• [YOUR GOAL] Find and copy every line in the records that includes the string "Construction".

• [DATA PROVIDED]
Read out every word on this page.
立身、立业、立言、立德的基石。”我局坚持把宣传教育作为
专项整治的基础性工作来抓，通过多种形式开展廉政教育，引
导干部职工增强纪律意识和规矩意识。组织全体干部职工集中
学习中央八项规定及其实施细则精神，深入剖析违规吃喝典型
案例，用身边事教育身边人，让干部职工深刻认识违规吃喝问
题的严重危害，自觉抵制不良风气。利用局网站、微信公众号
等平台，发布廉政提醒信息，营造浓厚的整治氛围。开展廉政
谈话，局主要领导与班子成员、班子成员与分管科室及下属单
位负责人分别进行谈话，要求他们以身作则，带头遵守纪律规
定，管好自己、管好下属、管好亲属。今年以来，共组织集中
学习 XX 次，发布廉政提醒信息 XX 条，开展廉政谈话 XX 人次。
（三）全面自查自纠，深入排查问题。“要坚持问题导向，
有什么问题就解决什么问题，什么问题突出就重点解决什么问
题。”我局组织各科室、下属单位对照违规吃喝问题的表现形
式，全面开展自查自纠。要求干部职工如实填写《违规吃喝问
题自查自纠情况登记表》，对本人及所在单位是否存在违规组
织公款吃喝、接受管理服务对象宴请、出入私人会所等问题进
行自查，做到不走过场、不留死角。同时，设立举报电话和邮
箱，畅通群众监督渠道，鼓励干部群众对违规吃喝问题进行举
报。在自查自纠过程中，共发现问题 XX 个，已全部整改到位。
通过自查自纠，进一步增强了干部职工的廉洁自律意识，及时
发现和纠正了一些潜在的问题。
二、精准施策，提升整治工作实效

--

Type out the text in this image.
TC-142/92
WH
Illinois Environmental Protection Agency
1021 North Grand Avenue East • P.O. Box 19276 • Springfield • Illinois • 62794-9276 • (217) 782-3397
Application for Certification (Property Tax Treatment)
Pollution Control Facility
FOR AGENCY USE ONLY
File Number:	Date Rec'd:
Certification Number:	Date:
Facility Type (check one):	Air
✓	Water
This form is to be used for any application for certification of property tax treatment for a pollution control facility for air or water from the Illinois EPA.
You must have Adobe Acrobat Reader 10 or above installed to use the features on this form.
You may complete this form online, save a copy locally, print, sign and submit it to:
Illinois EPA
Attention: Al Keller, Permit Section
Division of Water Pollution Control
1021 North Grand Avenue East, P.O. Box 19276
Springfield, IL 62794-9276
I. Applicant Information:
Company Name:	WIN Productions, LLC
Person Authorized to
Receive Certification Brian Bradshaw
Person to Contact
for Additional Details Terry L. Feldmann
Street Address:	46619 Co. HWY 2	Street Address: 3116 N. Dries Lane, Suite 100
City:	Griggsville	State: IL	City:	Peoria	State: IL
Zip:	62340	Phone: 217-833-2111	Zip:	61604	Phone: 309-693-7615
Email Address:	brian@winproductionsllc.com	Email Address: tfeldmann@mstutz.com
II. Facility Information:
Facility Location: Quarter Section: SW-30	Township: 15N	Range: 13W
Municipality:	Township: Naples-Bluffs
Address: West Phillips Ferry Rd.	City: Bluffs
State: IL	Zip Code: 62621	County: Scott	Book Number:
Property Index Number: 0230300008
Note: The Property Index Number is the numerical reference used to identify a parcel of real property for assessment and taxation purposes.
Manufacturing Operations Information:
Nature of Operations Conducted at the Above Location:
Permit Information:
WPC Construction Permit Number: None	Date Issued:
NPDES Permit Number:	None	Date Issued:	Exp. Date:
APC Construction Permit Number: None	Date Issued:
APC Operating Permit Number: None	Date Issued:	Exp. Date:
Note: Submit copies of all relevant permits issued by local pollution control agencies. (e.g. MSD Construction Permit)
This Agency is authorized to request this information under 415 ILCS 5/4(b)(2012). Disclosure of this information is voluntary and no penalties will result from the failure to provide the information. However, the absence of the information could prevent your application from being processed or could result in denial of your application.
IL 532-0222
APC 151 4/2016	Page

• [WRITTEN ANSWER]
WPC Construction Permit Number: None	Date Issued:
APC Construction Permit Number: None	Date Issued:
Note: Submit copies of all relevant permits issued by local pollution control agencies. (e.g. MSD Construction Permit)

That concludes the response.